(Exercise details): Transcribe all of the material exactly.

— START —

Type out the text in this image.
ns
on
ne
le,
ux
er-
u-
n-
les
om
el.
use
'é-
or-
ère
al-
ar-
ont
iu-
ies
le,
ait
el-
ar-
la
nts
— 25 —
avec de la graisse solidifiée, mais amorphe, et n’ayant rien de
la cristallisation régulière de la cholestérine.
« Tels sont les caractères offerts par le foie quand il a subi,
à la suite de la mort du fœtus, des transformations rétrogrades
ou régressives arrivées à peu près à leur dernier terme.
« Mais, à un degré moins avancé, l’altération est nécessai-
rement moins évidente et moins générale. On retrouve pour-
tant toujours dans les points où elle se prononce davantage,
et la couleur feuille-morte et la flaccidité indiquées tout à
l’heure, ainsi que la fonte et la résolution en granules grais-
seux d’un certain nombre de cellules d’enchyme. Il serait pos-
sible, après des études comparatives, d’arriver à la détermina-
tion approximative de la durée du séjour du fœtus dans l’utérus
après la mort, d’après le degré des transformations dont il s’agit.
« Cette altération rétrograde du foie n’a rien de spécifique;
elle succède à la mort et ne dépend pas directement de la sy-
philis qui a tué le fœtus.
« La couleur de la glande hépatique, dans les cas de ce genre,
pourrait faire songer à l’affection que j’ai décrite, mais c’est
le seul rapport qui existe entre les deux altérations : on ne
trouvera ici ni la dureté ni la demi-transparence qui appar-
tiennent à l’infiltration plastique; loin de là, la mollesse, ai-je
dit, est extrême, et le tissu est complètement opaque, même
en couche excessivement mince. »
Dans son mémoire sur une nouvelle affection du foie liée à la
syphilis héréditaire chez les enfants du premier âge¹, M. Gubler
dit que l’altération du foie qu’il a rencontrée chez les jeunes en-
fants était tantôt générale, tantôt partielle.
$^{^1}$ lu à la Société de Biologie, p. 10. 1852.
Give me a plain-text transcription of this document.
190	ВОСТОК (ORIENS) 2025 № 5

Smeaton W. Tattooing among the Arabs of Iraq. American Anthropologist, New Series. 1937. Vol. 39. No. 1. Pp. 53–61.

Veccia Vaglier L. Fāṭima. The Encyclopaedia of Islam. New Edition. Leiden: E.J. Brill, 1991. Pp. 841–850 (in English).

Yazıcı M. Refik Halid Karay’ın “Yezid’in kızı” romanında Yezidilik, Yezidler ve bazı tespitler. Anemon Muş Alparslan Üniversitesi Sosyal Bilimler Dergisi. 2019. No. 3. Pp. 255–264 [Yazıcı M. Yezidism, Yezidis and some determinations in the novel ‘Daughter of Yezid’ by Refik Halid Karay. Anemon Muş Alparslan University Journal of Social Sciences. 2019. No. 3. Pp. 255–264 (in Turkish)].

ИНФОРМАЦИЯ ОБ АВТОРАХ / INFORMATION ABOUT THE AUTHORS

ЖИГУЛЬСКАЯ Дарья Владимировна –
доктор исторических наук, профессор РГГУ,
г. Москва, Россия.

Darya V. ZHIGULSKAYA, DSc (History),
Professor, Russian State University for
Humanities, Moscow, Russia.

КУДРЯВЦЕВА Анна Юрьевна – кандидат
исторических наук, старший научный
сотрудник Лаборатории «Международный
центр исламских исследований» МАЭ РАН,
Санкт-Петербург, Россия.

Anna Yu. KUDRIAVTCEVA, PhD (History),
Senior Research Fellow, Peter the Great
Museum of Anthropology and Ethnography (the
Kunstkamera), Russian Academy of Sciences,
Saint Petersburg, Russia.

— END —

(Exercise response):
Type out the text in this image.
ns
on
ne
le,
ux
er-
u-
n-
les
om
el.
use
'é-
or-
ère
al-
ar-
ont
iu-
ies
le,
ait
el-
ar-
la
nts
— 25 —
avec de la graisse solidifiée, mais amorphe, et n’ayant rien de
la cristallisation régulière de la cholestérine.
« Tels sont les caractères offerts par le foie quand il a subi,
à la suite de la mort du fœtus, des transformations rétrogrades
ou régressives arrivées à peu près à leur dernier terme.
« Mais, à un degré moins avancé, l’altération est nécessai-
rement moins évidente et moins générale. On retrouve pour-
tant toujours dans les points où elle se prononce davantage,
et la couleur feuille-morte et la flaccidité indiquées tout à
l’heure, ainsi que la fonte et la résolution en granules grais-
seux d’un certain nombre de cellules d’enchyme. Il serait pos-
sible, après des études comparatives, d’arriver à la détermina-
tion approximative de la durée du séjour du fœtus dans l’utérus
après la mort, d’après le degré des transformations dont il s’agit.
« Cette altération rétrograde du foie n’a rien de spécifique;
elle succède à la mort et ne dépend pas directement de la sy-
philis qui a tué le fœtus.
« La couleur de la glande hépatique, dans les cas de ce genre,
pourrait faire songer à l’affection que j’ai décrite, mais c’est
le seul rapport qui existe entre les deux altérations : on ne
trouvera ici ni la dureté ni la demi-transparence qui appar-
tiennent à l’infiltration plastique; loin de là, la mollesse, ai-je
dit, est extrême, et le tissu est complètement opaque, même
en couche excessivement mince. »
Dans son mémoire sur une nouvelle affection du foie liée à la
syphilis héréditaire chez les enfants du premier âge¹, M. Gubler
dit que l’altération du foie qu’il a rencontrée chez les jeunes en-
fants était tantôt générale, tantôt partielle.
$^{^1}$ lu à la Société de Biologie, p. 10. 1852.
Give me a plain-text transcription of this document.
190	ВОСТОК (ORIENS) 2025 № 5

Smeaton W. Tattooing among the Arabs of Iraq. American Anthropologist, New Series. 1937. Vol. 39. No. 1. Pp. 53–61.

Veccia Vaglier L. Fāṭima. The Encyclopaedia of Islam. New Edition. Leiden: E.J. Brill, 1991. Pp. 841–850 (in English).

Yazıcı M. Refik Halid Karay’ın “Yezid’in kızı” romanında Yezidilik, Yezidler ve bazı tespitler. Anemon Muş Alparslan Üniversitesi Sosyal Bilimler Dergisi. 2019. No. 3. Pp. 255–264 [Yazıcı M. Yezidism, Yezidis and some determinations in the novel ‘Daughter of Yezid’ by Refik Halid Karay. Anemon Muş Alparslan University Journal of Social Sciences. 2019. No. 3. Pp. 255–264 (in Turkish)].

ИНФОРМАЦИЯ ОБ АВТОРАХ / INFORMATION ABOUT THE AUTHORS

ЖИГУЛЬСКАЯ Дарья Владимировна –
доктор исторических наук, профессор РГГУ,
г. Москва, Россия.

Darya V. ZHIGULSKAYA, DSc (History),
Professor, Russian State University for
Humanities, Moscow, Russia.

КУДРЯВЦЕВА Анна Юрьевна – кандидат
исторических наук, старший научный
сотрудник Лаборатории «Международный
центр исламских исследований» МАЭ РАН,
Санкт-Петербург, Россия.

Anna Yu. KUDRIAVTCEVA, PhD (History),
Senior Research Fellow, Peter the Great
Museum of Anthropology and Ethnography (the
Kunstkamera), Russian Academy of Sciences,
Saint Petersburg, Russia.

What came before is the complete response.